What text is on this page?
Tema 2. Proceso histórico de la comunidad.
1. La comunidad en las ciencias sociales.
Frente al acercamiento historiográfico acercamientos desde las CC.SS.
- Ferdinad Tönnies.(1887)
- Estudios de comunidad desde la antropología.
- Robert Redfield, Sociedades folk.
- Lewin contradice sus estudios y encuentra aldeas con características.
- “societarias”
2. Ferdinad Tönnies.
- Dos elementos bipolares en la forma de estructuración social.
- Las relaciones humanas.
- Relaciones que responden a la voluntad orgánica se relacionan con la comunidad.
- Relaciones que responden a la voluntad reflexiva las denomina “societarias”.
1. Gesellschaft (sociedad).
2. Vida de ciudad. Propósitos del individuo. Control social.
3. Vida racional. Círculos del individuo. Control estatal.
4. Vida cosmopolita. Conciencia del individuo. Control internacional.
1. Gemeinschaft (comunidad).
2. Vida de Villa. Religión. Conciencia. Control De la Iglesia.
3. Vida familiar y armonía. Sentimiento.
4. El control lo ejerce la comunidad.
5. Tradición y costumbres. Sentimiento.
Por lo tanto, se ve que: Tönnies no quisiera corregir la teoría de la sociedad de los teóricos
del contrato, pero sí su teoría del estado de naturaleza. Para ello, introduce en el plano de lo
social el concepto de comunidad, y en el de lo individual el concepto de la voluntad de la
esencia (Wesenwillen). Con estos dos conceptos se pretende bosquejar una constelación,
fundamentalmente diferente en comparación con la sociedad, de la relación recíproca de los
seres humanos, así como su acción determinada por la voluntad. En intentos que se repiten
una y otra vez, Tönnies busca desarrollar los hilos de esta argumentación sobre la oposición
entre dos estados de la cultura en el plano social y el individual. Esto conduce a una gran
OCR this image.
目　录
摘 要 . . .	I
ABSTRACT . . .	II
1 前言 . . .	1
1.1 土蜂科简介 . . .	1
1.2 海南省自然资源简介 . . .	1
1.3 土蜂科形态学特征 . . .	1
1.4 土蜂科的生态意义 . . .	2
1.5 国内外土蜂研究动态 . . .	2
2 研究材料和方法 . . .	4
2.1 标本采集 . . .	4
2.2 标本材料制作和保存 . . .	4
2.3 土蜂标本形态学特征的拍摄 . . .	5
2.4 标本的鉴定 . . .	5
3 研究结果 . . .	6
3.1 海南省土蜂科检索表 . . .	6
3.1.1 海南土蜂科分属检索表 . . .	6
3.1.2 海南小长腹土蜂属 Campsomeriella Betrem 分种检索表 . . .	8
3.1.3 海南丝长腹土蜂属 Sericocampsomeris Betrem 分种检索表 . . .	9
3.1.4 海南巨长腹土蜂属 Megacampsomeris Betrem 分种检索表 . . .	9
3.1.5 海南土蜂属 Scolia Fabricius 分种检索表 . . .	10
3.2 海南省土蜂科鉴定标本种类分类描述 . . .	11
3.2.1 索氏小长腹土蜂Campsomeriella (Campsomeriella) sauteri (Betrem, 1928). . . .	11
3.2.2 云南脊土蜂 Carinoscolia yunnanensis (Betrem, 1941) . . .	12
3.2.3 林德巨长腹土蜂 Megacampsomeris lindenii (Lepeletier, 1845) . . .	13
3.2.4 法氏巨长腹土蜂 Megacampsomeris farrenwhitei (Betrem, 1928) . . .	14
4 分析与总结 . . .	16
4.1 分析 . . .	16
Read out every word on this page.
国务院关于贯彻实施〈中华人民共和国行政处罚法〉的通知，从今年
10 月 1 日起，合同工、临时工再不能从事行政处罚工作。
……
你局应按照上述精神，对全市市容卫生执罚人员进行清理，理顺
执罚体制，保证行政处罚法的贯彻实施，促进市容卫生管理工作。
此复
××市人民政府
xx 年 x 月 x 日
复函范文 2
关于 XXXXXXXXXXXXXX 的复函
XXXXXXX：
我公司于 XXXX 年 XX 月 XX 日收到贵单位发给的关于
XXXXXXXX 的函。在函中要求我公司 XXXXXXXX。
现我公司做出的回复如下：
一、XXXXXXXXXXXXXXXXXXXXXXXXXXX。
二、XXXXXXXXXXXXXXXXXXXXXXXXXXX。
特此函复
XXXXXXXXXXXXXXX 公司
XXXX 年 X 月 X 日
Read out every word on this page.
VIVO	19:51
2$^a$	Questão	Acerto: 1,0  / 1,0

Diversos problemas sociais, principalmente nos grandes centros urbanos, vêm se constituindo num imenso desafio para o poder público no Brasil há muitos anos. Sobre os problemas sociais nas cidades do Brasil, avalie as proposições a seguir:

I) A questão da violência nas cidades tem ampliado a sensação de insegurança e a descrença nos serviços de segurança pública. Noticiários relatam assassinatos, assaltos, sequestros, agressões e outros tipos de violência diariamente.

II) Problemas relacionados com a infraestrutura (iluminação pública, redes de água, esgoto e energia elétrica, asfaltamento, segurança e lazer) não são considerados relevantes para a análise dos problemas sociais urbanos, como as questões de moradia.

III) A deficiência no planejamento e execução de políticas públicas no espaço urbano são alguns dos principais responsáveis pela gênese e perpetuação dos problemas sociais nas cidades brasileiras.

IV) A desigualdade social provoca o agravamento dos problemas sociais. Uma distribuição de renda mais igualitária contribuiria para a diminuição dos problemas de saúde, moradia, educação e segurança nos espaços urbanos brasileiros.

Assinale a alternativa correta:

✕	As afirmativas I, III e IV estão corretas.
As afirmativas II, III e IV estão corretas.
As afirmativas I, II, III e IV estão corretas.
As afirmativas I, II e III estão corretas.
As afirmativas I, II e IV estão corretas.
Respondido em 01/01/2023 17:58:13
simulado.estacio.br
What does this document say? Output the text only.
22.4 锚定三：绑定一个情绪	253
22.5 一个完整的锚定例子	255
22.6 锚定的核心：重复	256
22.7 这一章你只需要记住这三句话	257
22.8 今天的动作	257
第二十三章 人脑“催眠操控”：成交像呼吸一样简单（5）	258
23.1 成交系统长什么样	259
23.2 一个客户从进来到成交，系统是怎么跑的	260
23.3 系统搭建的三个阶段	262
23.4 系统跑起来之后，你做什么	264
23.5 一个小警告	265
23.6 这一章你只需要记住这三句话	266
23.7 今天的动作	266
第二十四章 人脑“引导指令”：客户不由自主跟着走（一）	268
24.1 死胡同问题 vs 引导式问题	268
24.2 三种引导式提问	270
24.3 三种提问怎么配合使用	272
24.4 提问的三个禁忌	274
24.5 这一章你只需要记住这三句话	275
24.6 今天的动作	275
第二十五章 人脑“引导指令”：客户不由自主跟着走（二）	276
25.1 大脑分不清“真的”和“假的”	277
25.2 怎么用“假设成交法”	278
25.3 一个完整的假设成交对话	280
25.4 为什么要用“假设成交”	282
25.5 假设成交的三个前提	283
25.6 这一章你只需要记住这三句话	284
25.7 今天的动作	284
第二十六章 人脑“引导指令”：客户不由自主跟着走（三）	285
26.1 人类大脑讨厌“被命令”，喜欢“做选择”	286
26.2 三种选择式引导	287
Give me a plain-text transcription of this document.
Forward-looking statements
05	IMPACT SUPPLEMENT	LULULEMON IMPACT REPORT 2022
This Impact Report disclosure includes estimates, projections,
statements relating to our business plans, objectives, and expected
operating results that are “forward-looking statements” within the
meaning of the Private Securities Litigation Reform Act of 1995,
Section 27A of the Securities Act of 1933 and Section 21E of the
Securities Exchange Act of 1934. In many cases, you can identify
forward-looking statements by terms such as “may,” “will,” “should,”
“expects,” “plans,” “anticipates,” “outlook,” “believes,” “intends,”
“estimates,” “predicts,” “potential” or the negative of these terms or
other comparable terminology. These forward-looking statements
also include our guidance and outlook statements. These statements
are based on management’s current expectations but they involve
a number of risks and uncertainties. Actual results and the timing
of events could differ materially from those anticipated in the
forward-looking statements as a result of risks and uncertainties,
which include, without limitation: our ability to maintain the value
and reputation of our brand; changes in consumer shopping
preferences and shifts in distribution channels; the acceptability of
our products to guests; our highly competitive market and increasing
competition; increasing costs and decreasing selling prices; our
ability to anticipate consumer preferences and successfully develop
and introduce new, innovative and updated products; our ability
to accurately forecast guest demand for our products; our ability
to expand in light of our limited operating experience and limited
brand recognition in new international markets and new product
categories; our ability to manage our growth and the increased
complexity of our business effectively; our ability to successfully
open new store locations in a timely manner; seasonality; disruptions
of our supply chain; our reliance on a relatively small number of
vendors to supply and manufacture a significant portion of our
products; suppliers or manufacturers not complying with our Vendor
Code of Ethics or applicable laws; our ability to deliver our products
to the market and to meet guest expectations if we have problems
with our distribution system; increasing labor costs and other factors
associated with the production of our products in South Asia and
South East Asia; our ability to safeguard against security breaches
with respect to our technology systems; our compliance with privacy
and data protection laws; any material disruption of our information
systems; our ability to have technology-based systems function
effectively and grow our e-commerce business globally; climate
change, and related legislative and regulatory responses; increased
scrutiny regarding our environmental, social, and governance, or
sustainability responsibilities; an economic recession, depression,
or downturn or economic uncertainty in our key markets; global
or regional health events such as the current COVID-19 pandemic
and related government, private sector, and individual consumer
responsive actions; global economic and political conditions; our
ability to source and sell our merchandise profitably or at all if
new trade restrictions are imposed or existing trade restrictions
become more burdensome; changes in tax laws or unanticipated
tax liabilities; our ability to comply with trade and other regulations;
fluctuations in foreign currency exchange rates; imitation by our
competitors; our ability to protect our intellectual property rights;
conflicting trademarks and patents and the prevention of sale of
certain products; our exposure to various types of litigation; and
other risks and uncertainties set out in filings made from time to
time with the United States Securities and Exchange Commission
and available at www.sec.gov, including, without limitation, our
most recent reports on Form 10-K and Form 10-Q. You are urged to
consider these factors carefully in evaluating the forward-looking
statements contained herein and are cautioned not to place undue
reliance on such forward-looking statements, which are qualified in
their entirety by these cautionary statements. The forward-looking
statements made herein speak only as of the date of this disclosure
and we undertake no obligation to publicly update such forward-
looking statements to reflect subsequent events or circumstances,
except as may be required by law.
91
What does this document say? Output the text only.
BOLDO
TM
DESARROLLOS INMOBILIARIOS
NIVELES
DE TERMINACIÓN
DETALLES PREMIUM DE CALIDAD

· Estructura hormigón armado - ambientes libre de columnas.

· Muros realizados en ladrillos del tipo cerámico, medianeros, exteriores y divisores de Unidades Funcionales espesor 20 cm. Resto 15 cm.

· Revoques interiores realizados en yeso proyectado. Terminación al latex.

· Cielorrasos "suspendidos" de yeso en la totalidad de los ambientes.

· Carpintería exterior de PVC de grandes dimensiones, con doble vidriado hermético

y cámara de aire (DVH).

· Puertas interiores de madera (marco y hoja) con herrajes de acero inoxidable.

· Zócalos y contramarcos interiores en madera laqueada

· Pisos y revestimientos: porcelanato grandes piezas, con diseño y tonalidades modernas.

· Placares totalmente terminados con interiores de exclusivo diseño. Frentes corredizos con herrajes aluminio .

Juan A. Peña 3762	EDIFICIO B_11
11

THE REQUEST:
Check every line of the data above for the string "segurança", and copy those that have it.

CORRECT ANSWER:
I) A questão da violência nas cidades tem ampliado a sensação de insegurança e a descrença nos serviços de segurança pública. Noticiários relatam assassinatos, assaltos, sequestros, agressões e outros tipos de violência diariamente.
II) Problemas relacionados com a infraestrutura (iluminação pública, redes de água, esgoto e energia elétrica, asfaltamento, segurança e lazer) não são considerados relevantes para a análise dos problemas sociais urbanos, como as questões de moradia.
IV) A desigualdade social provoca o agravamento dos problemas sociais. Uma distribuição de renda mais igualitária contribuiria para a diminuição dos problemas de saúde, moradia, educação e segurança nos espaços urbanos brasileiros.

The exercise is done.